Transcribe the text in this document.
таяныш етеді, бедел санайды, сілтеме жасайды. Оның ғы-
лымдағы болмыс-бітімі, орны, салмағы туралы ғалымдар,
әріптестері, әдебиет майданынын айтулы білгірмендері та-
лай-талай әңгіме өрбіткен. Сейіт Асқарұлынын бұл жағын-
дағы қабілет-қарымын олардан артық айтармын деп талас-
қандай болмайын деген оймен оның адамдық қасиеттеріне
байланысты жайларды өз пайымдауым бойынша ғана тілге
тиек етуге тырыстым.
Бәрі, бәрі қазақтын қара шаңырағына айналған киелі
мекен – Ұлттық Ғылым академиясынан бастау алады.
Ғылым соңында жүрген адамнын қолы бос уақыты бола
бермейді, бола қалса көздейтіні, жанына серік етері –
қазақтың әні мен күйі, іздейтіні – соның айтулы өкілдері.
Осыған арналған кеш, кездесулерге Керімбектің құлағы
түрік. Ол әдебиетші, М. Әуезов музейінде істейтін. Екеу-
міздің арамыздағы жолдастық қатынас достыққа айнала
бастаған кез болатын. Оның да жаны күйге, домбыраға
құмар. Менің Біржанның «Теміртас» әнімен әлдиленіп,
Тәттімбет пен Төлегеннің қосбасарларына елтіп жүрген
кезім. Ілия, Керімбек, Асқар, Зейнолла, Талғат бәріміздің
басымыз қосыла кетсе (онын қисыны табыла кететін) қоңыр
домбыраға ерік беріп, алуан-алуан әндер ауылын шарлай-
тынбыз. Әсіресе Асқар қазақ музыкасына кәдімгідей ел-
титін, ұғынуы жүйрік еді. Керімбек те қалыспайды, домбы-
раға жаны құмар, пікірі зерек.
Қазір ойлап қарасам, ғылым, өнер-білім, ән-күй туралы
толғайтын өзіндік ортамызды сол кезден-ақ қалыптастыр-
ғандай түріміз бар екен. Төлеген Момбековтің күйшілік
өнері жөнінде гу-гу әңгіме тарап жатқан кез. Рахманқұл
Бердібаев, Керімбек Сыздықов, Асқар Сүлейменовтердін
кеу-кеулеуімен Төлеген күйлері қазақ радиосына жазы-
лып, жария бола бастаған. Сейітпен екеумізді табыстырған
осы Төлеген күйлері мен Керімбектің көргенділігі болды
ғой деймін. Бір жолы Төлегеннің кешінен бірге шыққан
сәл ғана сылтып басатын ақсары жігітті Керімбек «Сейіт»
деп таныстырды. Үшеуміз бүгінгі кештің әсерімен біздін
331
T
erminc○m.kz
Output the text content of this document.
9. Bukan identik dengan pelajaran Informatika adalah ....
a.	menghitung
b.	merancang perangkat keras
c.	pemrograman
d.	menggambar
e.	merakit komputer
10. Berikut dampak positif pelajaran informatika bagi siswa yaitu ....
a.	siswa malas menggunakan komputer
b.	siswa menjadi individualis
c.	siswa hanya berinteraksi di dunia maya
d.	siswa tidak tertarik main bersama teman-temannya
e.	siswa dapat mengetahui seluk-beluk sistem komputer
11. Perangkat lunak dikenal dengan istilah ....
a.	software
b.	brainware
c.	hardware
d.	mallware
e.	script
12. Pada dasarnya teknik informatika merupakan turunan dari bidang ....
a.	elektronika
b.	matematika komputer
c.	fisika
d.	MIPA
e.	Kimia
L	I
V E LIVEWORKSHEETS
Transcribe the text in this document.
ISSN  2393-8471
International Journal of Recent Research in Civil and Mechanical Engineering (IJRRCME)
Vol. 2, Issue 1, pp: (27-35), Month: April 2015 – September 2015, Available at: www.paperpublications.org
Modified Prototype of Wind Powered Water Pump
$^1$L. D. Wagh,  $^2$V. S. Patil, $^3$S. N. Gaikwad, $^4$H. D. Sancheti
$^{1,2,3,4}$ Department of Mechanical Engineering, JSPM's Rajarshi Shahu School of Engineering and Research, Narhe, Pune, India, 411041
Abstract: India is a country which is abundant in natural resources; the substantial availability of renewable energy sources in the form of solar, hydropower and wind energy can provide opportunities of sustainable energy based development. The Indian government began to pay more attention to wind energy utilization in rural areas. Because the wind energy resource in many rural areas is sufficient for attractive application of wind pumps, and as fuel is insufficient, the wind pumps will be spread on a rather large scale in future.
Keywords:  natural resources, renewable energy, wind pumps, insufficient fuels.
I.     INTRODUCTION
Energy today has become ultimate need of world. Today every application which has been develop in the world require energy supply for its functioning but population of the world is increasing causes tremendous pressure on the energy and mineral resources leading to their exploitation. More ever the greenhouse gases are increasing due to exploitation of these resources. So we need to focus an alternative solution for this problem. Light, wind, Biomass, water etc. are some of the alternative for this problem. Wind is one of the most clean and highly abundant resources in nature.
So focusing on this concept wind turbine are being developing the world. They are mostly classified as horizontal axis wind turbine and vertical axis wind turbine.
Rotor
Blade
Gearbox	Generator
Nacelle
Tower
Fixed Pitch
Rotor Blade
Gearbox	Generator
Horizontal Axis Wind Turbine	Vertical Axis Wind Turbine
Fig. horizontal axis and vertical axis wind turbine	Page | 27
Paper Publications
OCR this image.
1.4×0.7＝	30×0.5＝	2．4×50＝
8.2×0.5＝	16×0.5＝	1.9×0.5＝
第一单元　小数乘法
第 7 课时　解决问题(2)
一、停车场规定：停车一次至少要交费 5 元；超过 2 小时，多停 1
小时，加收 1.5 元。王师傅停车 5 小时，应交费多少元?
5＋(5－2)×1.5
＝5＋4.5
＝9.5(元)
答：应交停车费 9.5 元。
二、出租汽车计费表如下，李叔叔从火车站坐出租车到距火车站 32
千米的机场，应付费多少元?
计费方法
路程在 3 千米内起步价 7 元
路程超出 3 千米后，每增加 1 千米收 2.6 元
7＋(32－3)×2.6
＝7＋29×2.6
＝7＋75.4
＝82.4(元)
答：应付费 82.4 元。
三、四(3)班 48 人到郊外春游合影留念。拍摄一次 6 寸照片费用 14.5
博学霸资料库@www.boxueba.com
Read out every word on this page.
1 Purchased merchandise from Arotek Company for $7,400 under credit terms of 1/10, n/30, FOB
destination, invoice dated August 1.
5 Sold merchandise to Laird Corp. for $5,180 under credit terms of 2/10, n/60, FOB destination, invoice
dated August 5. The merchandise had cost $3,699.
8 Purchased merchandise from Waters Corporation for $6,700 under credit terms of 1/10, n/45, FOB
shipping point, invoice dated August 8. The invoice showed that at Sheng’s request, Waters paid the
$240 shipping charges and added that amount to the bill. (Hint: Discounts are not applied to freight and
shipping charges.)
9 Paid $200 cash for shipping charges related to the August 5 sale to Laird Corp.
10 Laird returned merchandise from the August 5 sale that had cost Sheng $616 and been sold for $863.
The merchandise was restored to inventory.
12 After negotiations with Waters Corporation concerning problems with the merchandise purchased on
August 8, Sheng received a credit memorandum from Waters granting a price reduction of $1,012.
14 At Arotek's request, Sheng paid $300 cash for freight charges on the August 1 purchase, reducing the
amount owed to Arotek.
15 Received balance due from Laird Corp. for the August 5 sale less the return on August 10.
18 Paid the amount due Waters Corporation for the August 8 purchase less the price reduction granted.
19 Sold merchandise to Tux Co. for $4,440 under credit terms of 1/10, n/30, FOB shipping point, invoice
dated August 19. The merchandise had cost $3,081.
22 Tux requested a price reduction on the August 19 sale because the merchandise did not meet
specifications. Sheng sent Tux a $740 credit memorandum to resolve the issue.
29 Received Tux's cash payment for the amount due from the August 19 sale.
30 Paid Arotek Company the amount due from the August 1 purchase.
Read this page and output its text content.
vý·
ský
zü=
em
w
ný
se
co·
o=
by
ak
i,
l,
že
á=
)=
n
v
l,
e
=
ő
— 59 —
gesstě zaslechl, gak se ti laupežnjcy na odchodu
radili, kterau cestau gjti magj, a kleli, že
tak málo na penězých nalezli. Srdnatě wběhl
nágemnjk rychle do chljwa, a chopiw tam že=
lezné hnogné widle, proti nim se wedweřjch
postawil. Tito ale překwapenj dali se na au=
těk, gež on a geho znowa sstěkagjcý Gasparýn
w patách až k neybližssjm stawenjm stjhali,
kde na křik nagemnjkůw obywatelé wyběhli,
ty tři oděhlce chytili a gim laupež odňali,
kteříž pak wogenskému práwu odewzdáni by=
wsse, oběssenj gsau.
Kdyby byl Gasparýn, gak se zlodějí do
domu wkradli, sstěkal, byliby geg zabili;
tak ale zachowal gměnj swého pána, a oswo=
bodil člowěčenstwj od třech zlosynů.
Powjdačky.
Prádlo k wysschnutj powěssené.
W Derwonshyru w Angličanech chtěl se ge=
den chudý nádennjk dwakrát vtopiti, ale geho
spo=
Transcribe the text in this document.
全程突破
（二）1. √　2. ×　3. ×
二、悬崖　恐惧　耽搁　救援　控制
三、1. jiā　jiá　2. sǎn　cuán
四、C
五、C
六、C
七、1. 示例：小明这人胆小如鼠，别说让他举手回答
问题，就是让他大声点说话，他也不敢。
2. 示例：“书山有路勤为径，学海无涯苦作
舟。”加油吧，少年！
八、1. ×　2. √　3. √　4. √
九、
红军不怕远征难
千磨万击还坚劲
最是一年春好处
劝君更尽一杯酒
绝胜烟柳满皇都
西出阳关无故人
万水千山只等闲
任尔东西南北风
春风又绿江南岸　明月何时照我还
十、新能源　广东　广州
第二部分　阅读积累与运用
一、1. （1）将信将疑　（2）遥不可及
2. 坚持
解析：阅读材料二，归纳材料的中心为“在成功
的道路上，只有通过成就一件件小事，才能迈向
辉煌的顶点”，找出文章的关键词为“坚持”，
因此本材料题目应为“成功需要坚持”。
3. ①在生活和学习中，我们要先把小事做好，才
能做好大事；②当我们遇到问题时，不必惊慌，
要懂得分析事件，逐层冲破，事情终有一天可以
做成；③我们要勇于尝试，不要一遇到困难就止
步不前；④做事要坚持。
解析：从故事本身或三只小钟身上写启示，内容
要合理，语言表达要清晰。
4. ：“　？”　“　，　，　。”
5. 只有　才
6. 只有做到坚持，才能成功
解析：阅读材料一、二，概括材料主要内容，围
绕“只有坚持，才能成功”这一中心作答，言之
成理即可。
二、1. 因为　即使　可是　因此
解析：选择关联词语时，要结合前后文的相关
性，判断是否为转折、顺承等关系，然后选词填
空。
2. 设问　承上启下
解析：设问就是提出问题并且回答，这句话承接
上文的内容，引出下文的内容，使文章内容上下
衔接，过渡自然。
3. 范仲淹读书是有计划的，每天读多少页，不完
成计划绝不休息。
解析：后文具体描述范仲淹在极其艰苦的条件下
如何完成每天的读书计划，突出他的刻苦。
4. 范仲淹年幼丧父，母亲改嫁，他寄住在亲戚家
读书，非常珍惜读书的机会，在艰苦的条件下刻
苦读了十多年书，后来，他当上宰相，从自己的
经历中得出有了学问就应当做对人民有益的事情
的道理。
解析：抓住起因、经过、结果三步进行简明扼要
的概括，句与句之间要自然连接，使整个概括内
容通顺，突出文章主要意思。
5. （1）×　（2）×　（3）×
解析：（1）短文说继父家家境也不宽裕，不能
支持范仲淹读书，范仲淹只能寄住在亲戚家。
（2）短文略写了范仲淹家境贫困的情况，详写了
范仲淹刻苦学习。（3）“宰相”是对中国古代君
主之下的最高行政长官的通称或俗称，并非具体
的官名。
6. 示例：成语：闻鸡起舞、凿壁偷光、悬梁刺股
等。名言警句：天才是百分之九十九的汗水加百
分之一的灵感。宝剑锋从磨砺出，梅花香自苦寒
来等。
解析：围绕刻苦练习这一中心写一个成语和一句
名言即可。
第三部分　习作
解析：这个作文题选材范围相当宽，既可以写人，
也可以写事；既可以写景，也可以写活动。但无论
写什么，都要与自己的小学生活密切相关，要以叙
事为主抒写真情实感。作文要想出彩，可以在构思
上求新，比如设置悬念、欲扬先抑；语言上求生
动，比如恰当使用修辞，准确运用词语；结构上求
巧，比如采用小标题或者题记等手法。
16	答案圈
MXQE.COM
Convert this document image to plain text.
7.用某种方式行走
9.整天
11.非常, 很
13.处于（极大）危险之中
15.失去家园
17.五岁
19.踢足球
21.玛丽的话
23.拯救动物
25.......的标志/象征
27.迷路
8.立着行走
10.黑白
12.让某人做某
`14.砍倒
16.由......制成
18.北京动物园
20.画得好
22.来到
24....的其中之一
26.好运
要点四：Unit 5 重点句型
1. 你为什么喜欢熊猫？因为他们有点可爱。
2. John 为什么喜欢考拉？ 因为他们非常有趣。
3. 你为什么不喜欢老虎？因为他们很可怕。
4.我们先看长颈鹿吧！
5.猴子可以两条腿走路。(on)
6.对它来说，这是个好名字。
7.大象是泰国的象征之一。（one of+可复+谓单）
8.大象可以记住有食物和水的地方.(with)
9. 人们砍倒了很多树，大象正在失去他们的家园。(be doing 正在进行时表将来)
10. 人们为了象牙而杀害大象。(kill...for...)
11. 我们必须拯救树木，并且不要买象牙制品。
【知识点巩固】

▸ Exercise aim:
Go over the records above line by line and count those holding the word "which". Reply only with the number.

▸ Reply:
2